▶ **Exercise prompt**:
Copy out all lines where "porto" appears.

▶ **Data**:

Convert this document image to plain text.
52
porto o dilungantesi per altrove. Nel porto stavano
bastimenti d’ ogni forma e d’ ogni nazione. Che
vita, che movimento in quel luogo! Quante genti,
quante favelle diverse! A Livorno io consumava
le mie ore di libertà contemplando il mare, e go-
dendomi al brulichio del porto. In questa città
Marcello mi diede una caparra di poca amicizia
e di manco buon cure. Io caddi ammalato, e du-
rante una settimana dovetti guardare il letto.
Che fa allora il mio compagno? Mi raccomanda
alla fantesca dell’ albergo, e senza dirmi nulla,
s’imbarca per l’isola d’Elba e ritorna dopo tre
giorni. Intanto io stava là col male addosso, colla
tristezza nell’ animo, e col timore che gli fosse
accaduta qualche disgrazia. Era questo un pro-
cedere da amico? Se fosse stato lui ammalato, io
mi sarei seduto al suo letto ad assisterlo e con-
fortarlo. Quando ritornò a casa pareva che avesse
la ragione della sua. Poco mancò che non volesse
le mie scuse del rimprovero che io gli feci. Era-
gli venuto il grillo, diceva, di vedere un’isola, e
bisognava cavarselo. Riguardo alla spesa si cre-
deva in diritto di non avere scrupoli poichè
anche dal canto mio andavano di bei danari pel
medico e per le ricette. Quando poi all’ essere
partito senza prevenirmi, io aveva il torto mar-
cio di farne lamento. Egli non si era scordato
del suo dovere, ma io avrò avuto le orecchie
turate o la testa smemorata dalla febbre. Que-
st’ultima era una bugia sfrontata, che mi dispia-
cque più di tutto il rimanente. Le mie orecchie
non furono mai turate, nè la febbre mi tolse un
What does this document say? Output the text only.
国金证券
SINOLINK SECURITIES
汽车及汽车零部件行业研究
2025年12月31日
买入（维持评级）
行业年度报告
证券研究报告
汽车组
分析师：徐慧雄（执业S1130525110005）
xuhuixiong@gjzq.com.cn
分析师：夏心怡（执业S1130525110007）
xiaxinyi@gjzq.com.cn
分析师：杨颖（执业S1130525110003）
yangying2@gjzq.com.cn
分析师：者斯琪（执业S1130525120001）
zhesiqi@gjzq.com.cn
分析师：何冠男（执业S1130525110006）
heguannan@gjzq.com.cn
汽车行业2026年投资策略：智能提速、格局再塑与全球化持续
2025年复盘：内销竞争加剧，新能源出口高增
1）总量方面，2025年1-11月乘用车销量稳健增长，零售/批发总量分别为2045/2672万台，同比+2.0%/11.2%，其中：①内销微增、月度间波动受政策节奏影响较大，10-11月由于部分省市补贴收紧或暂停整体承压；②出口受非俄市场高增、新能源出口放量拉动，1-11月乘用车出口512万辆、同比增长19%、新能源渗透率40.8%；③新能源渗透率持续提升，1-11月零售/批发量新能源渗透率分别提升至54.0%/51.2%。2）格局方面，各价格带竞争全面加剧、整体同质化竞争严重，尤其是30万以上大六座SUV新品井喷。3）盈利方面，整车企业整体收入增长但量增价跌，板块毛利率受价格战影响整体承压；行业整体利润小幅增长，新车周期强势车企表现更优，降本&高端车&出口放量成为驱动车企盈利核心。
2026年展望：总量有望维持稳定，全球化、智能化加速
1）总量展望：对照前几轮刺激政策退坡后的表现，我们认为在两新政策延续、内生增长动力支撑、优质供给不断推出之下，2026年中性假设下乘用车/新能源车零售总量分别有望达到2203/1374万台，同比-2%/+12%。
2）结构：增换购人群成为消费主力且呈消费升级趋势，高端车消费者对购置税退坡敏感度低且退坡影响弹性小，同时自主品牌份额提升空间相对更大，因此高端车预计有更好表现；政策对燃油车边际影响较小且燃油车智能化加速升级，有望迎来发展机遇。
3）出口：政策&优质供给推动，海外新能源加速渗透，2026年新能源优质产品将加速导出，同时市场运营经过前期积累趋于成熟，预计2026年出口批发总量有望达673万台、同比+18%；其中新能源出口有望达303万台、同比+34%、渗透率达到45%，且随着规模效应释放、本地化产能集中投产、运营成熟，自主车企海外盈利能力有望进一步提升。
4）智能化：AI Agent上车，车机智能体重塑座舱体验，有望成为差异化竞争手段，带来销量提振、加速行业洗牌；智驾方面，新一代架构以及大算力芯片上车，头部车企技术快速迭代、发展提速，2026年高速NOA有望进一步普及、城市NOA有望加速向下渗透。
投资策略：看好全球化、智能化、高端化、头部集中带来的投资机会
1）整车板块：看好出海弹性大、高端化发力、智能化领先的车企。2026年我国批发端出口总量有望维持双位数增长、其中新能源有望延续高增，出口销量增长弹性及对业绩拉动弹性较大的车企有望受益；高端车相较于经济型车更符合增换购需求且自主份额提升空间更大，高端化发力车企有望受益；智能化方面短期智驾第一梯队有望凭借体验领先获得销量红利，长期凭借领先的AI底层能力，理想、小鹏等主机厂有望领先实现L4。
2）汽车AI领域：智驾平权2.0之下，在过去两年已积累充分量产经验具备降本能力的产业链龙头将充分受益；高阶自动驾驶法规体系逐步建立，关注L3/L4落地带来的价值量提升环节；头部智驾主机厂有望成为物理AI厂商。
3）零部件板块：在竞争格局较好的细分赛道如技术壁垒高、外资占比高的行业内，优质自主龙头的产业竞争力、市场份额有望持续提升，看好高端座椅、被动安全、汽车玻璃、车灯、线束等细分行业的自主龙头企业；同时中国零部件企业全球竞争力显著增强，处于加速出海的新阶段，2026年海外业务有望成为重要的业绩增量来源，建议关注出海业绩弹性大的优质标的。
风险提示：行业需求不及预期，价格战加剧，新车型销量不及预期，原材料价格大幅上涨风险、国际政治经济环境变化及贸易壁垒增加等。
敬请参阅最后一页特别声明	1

▶ **Result below**:
porto o dilungantesi per altrove. Nel porto stavano
dendomi al brulichio del porto. In questa città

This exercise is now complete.